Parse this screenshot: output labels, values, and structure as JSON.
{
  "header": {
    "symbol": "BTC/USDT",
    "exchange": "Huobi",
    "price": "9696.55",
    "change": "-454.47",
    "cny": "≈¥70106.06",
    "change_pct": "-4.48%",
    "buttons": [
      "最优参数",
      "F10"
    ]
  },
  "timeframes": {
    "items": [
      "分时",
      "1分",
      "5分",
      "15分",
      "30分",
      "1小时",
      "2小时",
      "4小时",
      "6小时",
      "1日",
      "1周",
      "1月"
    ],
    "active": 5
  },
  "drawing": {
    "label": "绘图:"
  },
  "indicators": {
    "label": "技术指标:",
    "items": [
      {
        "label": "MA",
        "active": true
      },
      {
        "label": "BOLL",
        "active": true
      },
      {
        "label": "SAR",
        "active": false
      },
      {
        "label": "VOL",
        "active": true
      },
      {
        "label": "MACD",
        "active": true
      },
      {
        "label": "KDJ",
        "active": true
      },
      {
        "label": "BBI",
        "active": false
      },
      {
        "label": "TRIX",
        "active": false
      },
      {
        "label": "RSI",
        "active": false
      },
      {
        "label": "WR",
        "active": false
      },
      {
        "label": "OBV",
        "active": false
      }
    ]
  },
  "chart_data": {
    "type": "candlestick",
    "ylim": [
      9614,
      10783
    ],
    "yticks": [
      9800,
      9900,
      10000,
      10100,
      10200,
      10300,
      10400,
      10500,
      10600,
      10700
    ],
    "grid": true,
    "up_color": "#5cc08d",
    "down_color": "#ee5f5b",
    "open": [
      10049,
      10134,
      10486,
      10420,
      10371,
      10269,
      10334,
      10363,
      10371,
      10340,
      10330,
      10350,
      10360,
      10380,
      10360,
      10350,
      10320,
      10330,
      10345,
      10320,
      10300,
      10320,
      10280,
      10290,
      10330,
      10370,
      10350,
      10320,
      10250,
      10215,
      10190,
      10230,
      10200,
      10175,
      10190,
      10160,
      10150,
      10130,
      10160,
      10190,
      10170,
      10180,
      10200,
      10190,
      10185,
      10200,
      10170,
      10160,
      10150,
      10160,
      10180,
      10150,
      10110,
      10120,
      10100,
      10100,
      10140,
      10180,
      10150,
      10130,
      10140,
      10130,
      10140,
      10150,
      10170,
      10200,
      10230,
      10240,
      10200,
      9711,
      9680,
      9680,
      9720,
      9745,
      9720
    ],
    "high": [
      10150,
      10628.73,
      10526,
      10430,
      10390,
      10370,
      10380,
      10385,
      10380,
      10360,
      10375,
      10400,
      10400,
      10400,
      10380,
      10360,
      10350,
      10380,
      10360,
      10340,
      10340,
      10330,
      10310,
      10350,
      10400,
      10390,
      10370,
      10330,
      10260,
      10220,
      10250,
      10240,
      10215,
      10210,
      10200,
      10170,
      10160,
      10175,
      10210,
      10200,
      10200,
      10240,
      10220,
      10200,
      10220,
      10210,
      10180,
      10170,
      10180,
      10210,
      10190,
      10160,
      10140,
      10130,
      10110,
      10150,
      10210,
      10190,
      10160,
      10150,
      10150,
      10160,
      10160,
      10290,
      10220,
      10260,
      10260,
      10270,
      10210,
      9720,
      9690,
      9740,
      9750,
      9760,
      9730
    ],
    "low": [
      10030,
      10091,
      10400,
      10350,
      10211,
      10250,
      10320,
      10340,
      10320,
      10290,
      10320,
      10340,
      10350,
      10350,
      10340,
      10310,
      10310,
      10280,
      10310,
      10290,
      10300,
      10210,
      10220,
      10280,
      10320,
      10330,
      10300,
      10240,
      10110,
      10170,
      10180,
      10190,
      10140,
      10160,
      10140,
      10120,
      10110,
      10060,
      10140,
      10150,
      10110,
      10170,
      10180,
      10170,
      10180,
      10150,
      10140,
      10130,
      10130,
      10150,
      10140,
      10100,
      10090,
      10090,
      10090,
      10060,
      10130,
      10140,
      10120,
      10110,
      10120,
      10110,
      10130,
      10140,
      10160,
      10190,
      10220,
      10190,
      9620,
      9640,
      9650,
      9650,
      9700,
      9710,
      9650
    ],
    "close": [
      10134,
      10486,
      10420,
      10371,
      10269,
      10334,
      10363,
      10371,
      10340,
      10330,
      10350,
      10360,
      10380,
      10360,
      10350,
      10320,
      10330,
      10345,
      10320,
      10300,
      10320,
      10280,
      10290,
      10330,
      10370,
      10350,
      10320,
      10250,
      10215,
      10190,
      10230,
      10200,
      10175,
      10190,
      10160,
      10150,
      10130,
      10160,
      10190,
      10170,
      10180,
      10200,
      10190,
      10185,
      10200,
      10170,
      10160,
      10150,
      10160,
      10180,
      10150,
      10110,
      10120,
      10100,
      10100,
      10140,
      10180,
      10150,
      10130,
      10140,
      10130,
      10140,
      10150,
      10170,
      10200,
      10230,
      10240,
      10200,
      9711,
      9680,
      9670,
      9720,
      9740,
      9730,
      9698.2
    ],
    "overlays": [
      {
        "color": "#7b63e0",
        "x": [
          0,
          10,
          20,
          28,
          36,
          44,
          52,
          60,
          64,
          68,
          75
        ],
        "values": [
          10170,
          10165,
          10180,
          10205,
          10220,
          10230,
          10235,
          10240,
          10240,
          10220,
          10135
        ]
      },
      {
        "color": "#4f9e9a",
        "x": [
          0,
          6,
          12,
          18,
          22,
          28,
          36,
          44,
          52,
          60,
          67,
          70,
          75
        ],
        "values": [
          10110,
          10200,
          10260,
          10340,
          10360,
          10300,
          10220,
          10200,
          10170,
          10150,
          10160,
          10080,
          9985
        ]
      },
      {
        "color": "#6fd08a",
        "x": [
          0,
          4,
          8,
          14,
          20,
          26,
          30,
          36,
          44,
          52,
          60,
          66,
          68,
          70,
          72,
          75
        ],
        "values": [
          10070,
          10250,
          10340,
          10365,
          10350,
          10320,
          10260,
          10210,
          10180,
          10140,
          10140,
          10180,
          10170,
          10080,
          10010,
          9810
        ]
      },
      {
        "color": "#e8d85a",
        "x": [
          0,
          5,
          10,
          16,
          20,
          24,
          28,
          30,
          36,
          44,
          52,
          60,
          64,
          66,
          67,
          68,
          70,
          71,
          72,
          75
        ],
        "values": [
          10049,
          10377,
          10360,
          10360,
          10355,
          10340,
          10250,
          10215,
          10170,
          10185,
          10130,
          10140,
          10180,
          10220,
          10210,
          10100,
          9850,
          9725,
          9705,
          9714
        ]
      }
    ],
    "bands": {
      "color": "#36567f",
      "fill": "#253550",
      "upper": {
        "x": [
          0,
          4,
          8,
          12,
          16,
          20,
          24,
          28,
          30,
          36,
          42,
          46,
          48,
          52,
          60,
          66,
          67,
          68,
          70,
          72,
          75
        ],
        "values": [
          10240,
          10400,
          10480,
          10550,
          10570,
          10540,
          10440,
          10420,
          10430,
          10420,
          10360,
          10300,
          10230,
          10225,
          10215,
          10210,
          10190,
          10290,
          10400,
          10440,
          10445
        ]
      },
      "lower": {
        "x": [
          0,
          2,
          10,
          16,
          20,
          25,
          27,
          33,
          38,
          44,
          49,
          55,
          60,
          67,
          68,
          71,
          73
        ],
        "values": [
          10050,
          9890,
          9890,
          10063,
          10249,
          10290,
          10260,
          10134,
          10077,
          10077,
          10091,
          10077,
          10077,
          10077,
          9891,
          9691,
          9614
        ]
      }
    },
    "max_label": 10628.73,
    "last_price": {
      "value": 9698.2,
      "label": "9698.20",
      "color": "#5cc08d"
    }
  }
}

+---+

> [PROBLEM TO SOLVE]: Your task is to output the full set of records exactly as presented.

> [EXERCISE OUTPUT]:
Parse this screenshot: output labels, values, and structure as JSON.
{
  "header": {
    "symbol": "BTC/USDT",
    "exchange": "Huobi",
    "price": "9696.55",
    "change": "-454.47",
    "cny": "≈¥70106.06",
    "change_pct": "-4.48%",
    "buttons": [
      "最优参数",
      "F10"
    ]
  },
  "timeframes": {
    "items": [
      "分时",
      "1分",
      "5分",
      "15分",
      "30分",
      "1小时",
      "2小时",
      "4小时",
      "6小时",
      "1日",
      "1周",
      "1月"
    ],
    "active": 5
  },
  "drawing": {
    "label": "绘图:"
  },
  "indicators": {
    "label": "技术指标:",
    "items": [
      {
        "label": "MA",
        "active": true
      },
      {
        "label": "BOLL",
        "active": true
      },
      {
        "label": "SAR",
        "active": false
      },
      {
        "label": "VOL",
        "active": true
      },
      {
        "label": "MACD",
        "active": true
      },
      {
        "label": "KDJ",
        "active": true
      },
      {
        "label": "BBI",
        "active": false
      },
      {
        "label": "TRIX",
        "active": false
      },
      {
        "label": "RSI",
        "active": false
      },
      {
        "label": "WR",
        "active": false
      },
      {
        "label": "OBV",
        "active": false
      }
    ]
  },
  "chart_data": {
    "type": "candlestick",
    "ylim": [
      9614,
      10783
    ],
    "yticks": [
      9800,
      9900,
      10000,
      10100,
      10200,
      10300,
      10400,
      10500,
      10600,
      10700
    ],
    "grid": true,
    "up_color": "#5cc08d",
    "down_color": "#ee5f5b",
    "open": [
      10049,
      10134,
      10486,
      10420,
      10371,
      10269,
      10334,
      10363,
      10371,
      10340,
      10330,
      10350,
      10360,
      10380,
      10360,
      10350,
      10320,
      10330,
      10345,
      10320,
      10300,
      10320,
      10280,
      10290,
      10330,
      10370,
      10350,
      10320,
      10250,
      10215,
      10190,
      10230,
      10200,
      10175,
      10190,
      10160,
      10150,
      10130,
      10160,
      10190,
      10170,
      10180,
      10200,
      10190,
      10185,
      10200,
      10170,
      10160,
      10150,
      10160,
      10180,
      10150,
      10110,
      10120,
      10100,
      10100,
      10140,
      10180,
      10150,
      10130,
      10140,
      10130,
      10140,
      10150,
      10170,
      10200,
      10230,
      10240,
      10200,
      9711,
      9680,
      9680,
      9720,
      9745,
      9720
    ],
    "high": [
      10150,
      10628.73,
      10526,
      10430,
      10390,
      10370,
      10380,
      10385,
      10380,
      10360,
      10375,
      10400,
      10400,
      10400,
      10380,
      10360,
      10350,
      10380,
      10360,
      10340,
      10340,
      10330,
      10310,
      10350,
      10400,
      10390,
      10370,
      10330,
      10260,
      10220,
      10250,
      10240,
      10215,
      10210,
      10200,
      10170,
      10160,
      10175,
      10210,
      10200,
      10200,
      10240,
      10220,
      10200,
      10220,
      10210,
      10180,
      10170,
      10180,
      10210,
      10190,
      10160,
      10140,
      10130,
      10110,
      10150,
      10210,
      10190,
      10160,
      10150,
      10150,
      10160,
      10160,
      10290,
      10220,
      10260,
      10260,
      10270,
      10210,
      9720,
      9690,
      9740,
      9750,
      9760,
      9730
    ],
    "low": [
      10030,
      10091,
      10400,
      10350,
      10211,
      10250,
      10320,
      10340,
      10320,
      10290,
      10320,
      10340,
      10350,
      10350,
      10340,
      10310,
      10310,
      10280,
      10310,
      10290,
      10300,
      10210,
      10220,
      10280,
      10320,
      10330,
      10300,
      10240,
      10110,
      10170,
      10180,
      10190,
      10140,
      10160,
      10140,
      10120,
      10110,
      10060,
      10140,
      10150,
      10110,
      10170,
      10180,
      10170,
      10180,
      10150,
      10140,
      10130,
      10130,
      10150,
      10140,
      10100,
      10090,
      10090,
      10090,
      10060,
      10130,
      10140,
      10120,
      10110,
      10120,
      10110,
      10130,
      10140,
      10160,
      10190,
      10220,
      10190,
      9620,
      9640,
      9650,
      9650,
      9700,
      9710,
      9650
    ],
    "close": [
      10134,
      10486,
      10420,
      10371,
      10269,
      10334,
      10363,
      10371,
      10340,
      10330,
      10350,
      10360,
      10380,
      10360,
      10350,
      10320,
      10330,
      10345,
      10320,
      10300,
      10320,
      10280,
      10290,
      10330,
      10370,
      10350,
      10320,
      10250,
      10215,
      10190,
      10230,
      10200,
      10175,
      10190,
      10160,
      10150,
      10130,
      10160,
      10190,
      10170,
      10180,
      10200,
      10190,
      10185,
      10200,
      10170,
      10160,
      10150,
      10160,
      10180,
      10150,
      10110,
      10120,
      10100,
      10100,
      10140,
      10180,
      10150,
      10130,
      10140,
      10130,
      10140,
      10150,
      10170,
      10200,
      10230,
      10240,
      10200,
      9711,
      9680,
      9670,
      9720,
      9740,
      9730,
      9698.2
    ],
    "overlays": [
      {
        "color": "#7b63e0",
        "x": [
          0,
          10,
          20,
          28,
          36,
          44,
          52,
          60,
          64,
          68,
          75
        ],
        "values": [
          10170,
          10165,
          10180,
          10205,
          10220,
          10230,
          10235,
          10240,
          10240,
          10220,
          10135
        ]
      },
      {
        "color": "#4f9e9a",
        "x": [
          0,
          6,
          12,
          18,
          22,
          28,
          36,
          44,
          52,
          60,
          67,
          70,
          75
        ],
        "values": [
          10110,
          10200,
          10260,
          10340,
          10360,
          10300,
          10220,
          10200,
          10170,
          10150,
          10160,
          10080,
          9985
        ]
      },
      {
        "color": "#6fd08a",
        "x": [
          0,
          4,
          8,
          14,
          20,
          26,
          30,
          36,
          44,
          52,
          60,
          66,
          68,
          70,
          72,
          75
        ],
        "values": [
          10070,
          10250,
          10340,
          10365,
          10350,
          10320,
          10260,
          10210,
          10180,
          10140,
          10140,
          10180,
          10170,
          10080,
          10010,
          9810
        ]
      },
      {
        "color": "#e8d85a",
        "x": [
          0,
          5,
          10,
          16,
          20,
          24,
          28,
          30,
          36,
          44,
          52,
          60,
          64,
          66,
          67,
          68,
          70,
          71,
          72,
          75
        ],
        "values": [
          10049,
          10377,
          10360,
          10360,
          10355,
          10340,
          10250,
          10215,
          10170,
          10185,
          10130,
          10140,
          10180,
          10220,
          10210,
          10100,
          9850,
          9725,
          9705,
          9714
        ]
      }
    ],
    "bands": {
      "color": "#36567f",
      "fill": "#253550",
      "upper": {
        "x": [
          0,
          4,
          8,
          12,
          16,
          20,
          24,
          28,
          30,
          36,
          42,
          46,
          48,
          52,
          60,
          66,
          67,
          68,
          70,
          72,
          75
        ],
        "values": [
          10240,
          10400,
          10480,
          10550,
          10570,
          10540,
          10440,
          10420,
          10430,
          10420,
          10360,
          10300,
          10230,
          10225,
          10215,
          10210,
          10190,
          10290,
          10400,
          10440,
          10445
        ]
      },
      "lower": {
        "x": [
          0,
          2,
          10,
          16,
          20,
          25,
          27,
          33,
          38,
          44,
          49,
          55,
          60,
          67,
          68,
          71,
          73
        ],
        "values": [
          10050,
          9890,
          9890,
          10063,
          10249,
          10290,
          10260,
          10134,
          10077,
          10077,
          10091,
          10077,
          10077,
          10077,
          9891,
          9691,
          9614
        ]
      }
    },
    "max_label": 10628.73,
    "last_price": {
      "value": 9698.2,
      "label": "9698.20",
      "color": "#5cc08d"
    }
  }
}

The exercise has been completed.